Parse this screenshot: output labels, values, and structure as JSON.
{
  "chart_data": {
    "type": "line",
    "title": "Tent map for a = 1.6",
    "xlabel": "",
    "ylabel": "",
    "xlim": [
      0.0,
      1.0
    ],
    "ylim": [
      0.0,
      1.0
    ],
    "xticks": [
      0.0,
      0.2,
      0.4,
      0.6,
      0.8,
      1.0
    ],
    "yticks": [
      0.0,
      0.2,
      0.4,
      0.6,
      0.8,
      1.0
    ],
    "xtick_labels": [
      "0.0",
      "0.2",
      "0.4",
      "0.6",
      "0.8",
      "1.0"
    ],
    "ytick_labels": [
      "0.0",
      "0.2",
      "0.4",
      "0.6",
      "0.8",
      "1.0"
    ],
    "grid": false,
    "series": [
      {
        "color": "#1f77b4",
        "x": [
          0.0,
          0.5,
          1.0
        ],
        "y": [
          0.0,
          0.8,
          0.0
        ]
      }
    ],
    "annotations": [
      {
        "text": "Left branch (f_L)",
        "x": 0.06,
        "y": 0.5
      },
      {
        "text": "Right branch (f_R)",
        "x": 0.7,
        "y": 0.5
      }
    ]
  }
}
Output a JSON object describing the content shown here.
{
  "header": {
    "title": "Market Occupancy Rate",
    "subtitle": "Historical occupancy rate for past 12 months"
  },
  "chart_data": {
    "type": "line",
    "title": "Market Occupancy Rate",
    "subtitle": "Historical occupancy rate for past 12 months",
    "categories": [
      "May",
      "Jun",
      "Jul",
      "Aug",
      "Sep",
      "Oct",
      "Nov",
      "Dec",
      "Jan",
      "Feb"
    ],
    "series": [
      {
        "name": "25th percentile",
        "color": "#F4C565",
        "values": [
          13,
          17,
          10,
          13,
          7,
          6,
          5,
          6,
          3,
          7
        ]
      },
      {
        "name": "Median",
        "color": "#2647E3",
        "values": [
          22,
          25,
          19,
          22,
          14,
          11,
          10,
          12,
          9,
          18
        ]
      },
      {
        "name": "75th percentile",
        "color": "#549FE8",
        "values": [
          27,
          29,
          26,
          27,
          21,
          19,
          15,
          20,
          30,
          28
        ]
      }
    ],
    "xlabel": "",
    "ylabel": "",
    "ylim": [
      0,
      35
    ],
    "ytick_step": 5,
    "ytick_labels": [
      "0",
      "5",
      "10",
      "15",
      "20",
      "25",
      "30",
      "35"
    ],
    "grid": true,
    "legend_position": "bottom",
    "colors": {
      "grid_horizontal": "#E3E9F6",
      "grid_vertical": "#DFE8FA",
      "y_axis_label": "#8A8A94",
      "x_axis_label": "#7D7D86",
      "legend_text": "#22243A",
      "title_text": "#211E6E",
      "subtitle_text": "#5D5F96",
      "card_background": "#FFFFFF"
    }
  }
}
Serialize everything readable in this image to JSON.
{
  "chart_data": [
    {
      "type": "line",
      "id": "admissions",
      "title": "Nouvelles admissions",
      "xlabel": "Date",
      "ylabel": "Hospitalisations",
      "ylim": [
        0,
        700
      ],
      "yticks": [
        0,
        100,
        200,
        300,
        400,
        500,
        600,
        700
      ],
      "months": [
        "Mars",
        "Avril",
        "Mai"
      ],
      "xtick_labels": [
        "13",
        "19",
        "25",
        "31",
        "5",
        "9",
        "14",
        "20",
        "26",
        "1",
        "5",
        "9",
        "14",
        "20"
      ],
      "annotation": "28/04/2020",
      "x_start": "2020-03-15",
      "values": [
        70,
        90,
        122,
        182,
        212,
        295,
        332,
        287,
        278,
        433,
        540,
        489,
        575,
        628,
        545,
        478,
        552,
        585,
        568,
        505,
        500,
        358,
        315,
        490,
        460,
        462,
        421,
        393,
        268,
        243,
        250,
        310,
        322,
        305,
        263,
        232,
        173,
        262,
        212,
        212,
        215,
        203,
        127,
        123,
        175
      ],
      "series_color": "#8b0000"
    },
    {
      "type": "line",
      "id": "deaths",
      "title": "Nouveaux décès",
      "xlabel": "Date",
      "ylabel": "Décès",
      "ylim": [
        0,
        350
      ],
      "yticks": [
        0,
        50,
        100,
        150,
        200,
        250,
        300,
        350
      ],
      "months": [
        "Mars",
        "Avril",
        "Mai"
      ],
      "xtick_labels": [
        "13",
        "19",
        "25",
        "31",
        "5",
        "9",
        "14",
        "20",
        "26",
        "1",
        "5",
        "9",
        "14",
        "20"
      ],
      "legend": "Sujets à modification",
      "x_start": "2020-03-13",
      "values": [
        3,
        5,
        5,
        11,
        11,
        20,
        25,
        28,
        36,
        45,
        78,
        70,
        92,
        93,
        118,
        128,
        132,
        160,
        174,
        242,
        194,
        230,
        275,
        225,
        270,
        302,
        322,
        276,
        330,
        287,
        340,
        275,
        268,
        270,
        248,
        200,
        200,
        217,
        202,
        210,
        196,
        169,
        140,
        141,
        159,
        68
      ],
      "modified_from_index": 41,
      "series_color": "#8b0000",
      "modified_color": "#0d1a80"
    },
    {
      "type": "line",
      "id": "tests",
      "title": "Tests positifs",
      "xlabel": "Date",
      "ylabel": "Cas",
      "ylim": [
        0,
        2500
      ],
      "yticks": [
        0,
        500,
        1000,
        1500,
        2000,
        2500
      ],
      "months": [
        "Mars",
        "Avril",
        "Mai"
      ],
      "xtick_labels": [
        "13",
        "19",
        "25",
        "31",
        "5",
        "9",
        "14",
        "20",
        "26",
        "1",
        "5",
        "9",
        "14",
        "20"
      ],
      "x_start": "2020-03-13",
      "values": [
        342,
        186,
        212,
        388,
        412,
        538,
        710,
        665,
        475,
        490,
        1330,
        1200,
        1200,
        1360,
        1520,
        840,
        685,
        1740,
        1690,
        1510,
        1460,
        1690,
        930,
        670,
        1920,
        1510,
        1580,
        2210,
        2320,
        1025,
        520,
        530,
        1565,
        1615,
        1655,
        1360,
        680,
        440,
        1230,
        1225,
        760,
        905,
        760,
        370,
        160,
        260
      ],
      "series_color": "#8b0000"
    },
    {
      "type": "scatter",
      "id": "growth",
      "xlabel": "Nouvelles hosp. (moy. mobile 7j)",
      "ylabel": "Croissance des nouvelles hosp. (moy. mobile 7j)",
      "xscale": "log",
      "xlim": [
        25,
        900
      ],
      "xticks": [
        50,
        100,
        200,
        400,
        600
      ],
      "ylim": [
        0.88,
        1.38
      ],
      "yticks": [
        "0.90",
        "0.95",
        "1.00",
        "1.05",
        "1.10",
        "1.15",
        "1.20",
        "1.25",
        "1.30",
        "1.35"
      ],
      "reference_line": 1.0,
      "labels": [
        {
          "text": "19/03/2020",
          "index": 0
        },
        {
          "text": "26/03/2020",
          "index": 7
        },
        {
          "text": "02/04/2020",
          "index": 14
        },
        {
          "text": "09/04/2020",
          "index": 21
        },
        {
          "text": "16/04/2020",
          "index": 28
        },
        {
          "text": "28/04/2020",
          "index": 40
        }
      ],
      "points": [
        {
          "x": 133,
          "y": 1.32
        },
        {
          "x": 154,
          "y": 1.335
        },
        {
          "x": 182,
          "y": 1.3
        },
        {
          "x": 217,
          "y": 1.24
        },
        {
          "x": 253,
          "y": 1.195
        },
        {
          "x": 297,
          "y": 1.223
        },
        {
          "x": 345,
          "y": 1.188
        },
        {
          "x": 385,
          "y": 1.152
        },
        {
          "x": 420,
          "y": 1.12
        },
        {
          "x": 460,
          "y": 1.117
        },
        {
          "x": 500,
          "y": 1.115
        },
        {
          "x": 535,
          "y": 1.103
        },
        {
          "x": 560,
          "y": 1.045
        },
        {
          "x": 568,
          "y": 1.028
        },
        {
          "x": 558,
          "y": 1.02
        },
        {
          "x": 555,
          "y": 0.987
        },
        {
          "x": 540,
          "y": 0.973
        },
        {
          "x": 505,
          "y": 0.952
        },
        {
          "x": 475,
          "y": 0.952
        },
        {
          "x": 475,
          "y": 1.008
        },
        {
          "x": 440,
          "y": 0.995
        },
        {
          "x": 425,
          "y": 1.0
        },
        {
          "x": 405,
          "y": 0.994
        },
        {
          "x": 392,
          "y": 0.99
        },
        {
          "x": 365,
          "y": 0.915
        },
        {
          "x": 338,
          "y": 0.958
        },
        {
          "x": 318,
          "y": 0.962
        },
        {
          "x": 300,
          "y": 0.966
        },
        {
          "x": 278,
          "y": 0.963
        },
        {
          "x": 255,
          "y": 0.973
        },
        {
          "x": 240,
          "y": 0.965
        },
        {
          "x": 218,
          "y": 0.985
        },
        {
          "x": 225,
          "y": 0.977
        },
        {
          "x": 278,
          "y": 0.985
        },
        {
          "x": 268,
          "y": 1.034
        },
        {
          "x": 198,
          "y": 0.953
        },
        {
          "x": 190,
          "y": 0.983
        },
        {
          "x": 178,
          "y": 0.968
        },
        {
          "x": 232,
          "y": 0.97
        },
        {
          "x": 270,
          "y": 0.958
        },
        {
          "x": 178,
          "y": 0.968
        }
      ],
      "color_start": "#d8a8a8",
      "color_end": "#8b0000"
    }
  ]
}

◆ **Exercise objective**:
Locate all lines holding the word "branch", then copy them out.

◆ **Response**:
        "text": "Left branch (f_L)",
        "text": "Right branch (f_R)",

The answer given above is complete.